Objective: Below are entries. Pull out all lines containing "that".

Given records:
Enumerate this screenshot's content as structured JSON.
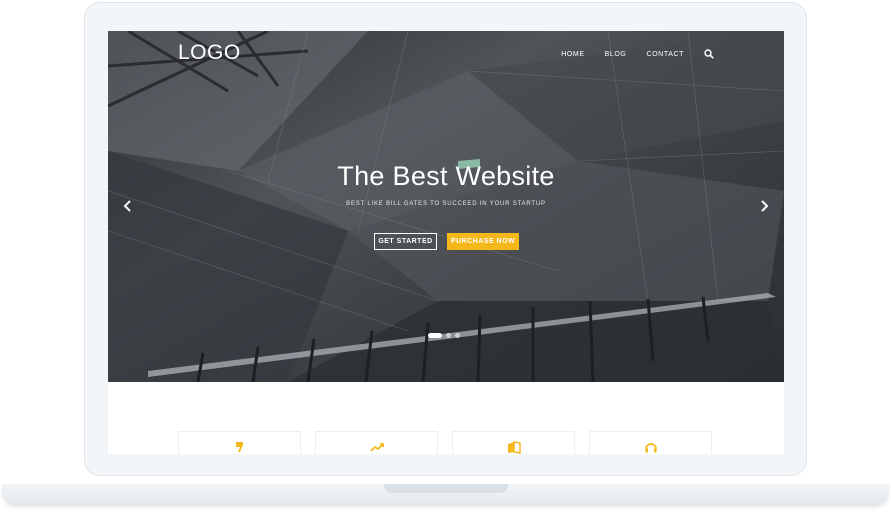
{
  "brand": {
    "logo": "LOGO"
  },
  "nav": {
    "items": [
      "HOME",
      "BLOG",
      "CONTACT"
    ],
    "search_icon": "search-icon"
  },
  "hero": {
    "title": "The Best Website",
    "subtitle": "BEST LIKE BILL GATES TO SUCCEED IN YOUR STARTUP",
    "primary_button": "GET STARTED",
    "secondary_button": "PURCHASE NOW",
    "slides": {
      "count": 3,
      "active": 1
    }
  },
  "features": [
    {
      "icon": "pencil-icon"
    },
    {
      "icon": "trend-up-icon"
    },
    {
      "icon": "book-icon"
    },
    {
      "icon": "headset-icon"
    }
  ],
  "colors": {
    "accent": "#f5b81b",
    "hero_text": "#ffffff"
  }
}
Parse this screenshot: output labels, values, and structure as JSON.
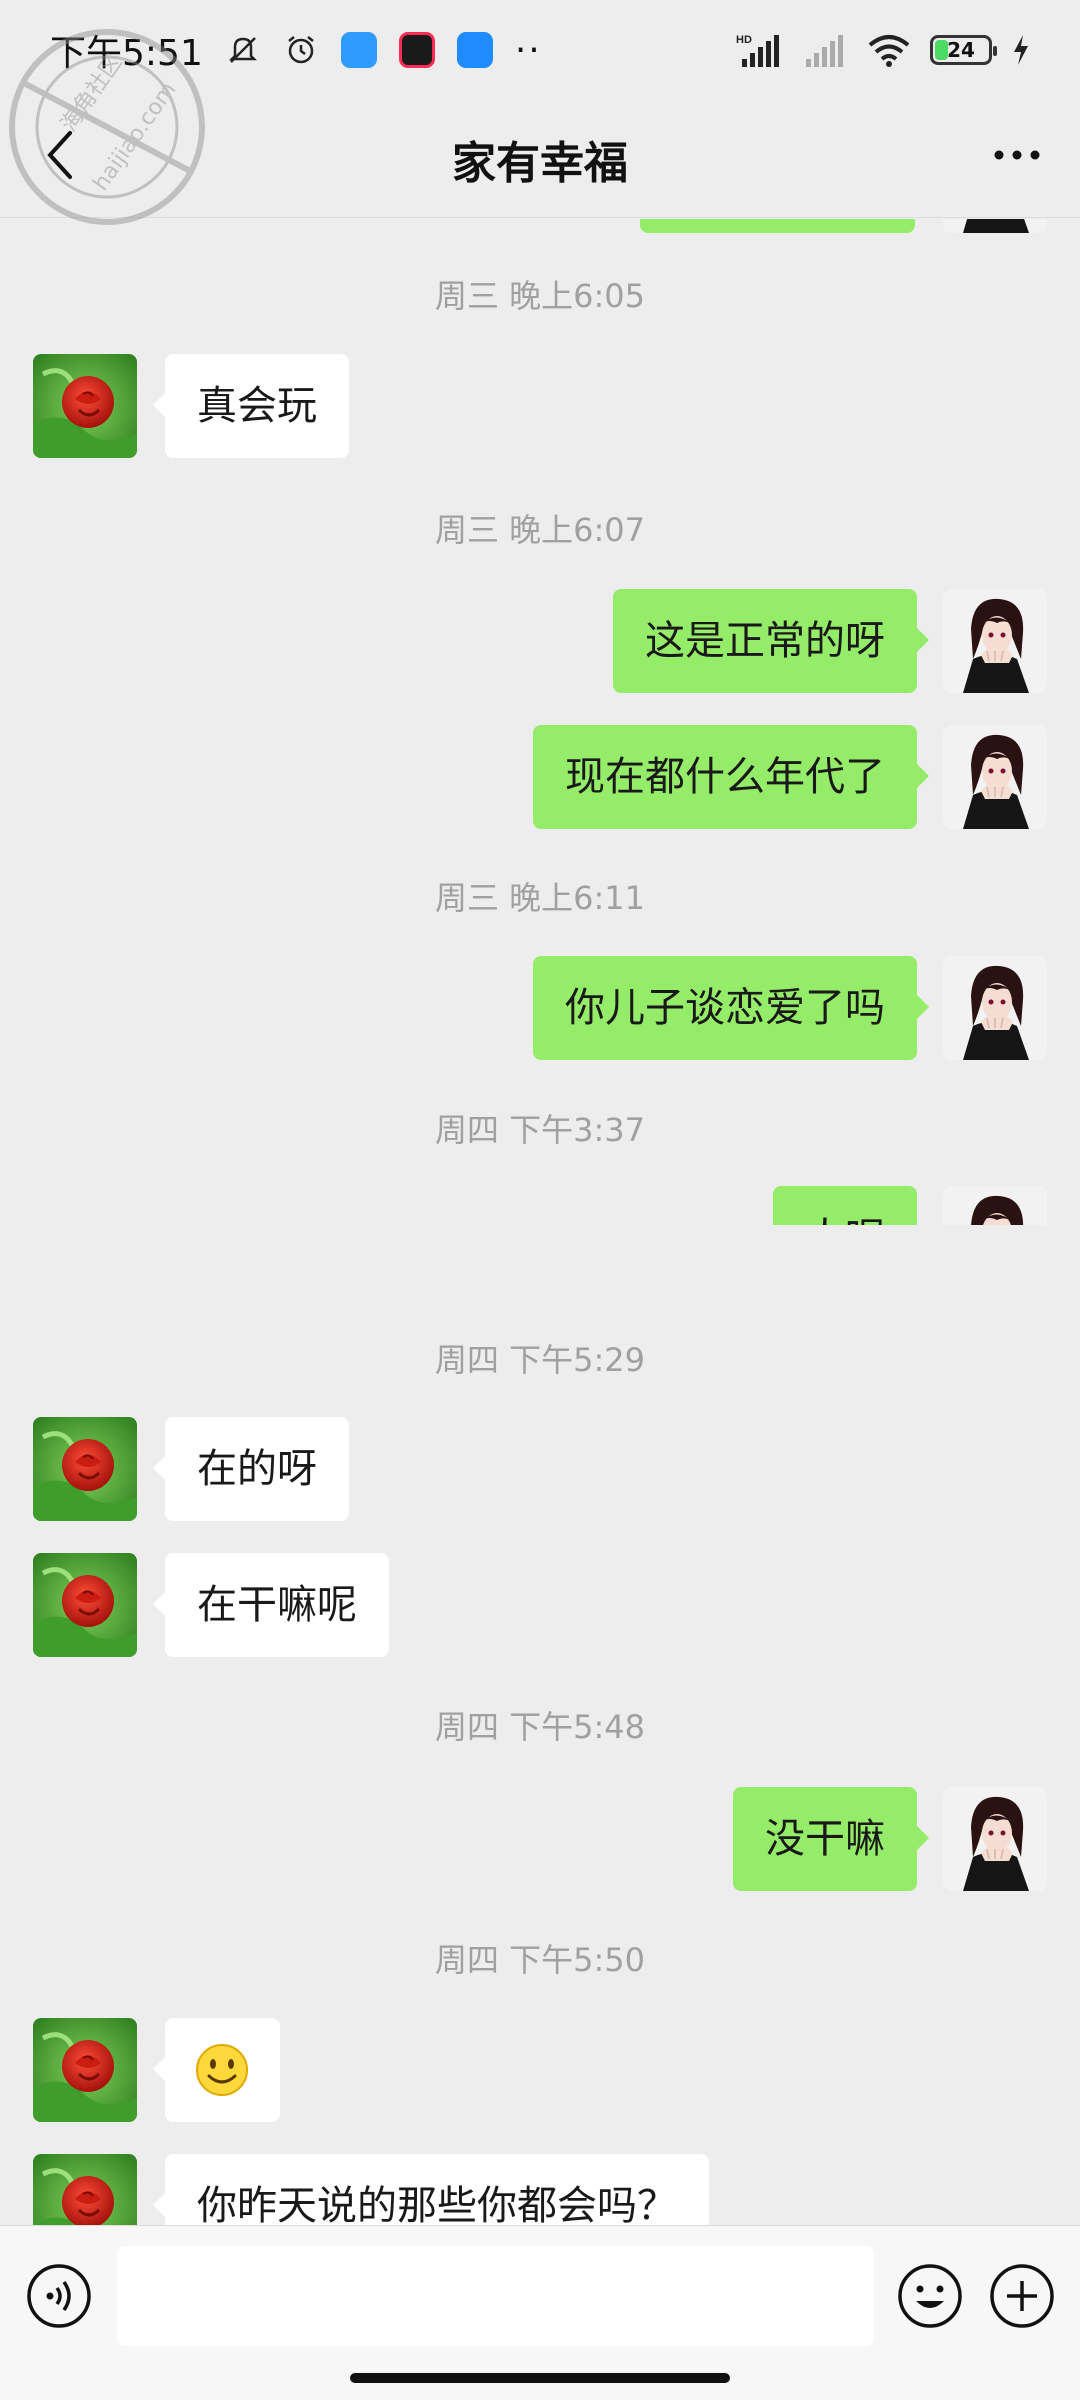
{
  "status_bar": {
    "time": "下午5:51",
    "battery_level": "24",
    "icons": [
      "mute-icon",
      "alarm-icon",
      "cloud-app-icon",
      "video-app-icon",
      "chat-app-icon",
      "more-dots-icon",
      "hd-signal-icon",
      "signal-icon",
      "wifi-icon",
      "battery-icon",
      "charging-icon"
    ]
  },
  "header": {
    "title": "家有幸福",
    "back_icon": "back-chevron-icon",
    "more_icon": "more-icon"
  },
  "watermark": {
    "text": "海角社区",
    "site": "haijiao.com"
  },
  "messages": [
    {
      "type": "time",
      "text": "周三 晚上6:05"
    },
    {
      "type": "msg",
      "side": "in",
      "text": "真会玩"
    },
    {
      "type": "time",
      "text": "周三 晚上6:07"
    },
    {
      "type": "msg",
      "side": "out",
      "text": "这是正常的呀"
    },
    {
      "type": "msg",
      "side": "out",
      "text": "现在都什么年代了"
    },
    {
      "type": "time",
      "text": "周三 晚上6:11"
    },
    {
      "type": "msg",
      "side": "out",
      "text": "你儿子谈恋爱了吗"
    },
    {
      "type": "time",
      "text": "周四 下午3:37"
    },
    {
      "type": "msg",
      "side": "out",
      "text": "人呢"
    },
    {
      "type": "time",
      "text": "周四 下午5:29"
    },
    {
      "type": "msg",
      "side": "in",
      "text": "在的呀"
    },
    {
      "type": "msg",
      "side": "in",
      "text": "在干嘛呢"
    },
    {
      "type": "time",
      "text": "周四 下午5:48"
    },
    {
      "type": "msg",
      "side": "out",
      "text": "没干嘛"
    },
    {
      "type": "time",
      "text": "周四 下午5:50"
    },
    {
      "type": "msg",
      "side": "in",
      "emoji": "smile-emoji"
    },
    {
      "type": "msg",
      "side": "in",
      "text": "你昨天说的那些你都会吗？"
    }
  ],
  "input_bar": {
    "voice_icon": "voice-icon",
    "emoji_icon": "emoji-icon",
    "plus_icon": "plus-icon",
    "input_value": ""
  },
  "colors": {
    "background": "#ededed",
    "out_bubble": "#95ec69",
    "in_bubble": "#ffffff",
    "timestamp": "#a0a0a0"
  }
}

---

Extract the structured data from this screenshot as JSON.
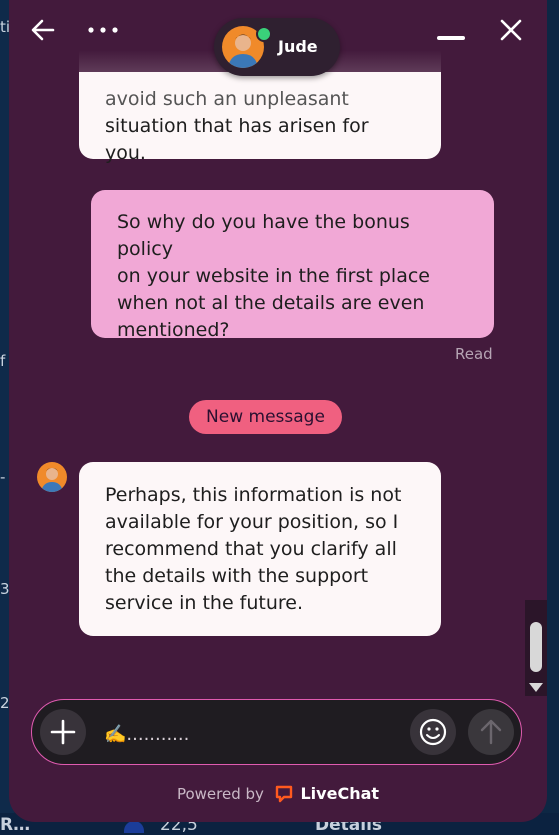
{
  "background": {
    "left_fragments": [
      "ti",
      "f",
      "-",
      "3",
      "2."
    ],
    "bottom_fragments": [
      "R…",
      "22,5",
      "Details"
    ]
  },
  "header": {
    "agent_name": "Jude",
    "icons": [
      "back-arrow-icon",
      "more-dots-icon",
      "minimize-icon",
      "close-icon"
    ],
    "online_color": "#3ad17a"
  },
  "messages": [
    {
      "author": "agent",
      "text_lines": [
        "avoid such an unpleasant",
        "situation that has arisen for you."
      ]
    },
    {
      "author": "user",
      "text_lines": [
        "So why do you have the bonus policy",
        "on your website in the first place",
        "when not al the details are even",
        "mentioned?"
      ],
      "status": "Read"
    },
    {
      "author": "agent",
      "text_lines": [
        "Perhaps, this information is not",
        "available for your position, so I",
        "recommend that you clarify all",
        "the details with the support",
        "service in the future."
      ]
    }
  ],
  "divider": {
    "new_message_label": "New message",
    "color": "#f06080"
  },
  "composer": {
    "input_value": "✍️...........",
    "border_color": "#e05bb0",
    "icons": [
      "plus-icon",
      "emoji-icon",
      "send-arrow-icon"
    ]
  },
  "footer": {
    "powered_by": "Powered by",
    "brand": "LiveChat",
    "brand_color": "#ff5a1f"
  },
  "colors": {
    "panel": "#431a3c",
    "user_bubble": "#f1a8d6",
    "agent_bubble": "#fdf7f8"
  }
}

Reply to the task:
        "situation that has arisen for you."
        "recommend that you clarify all",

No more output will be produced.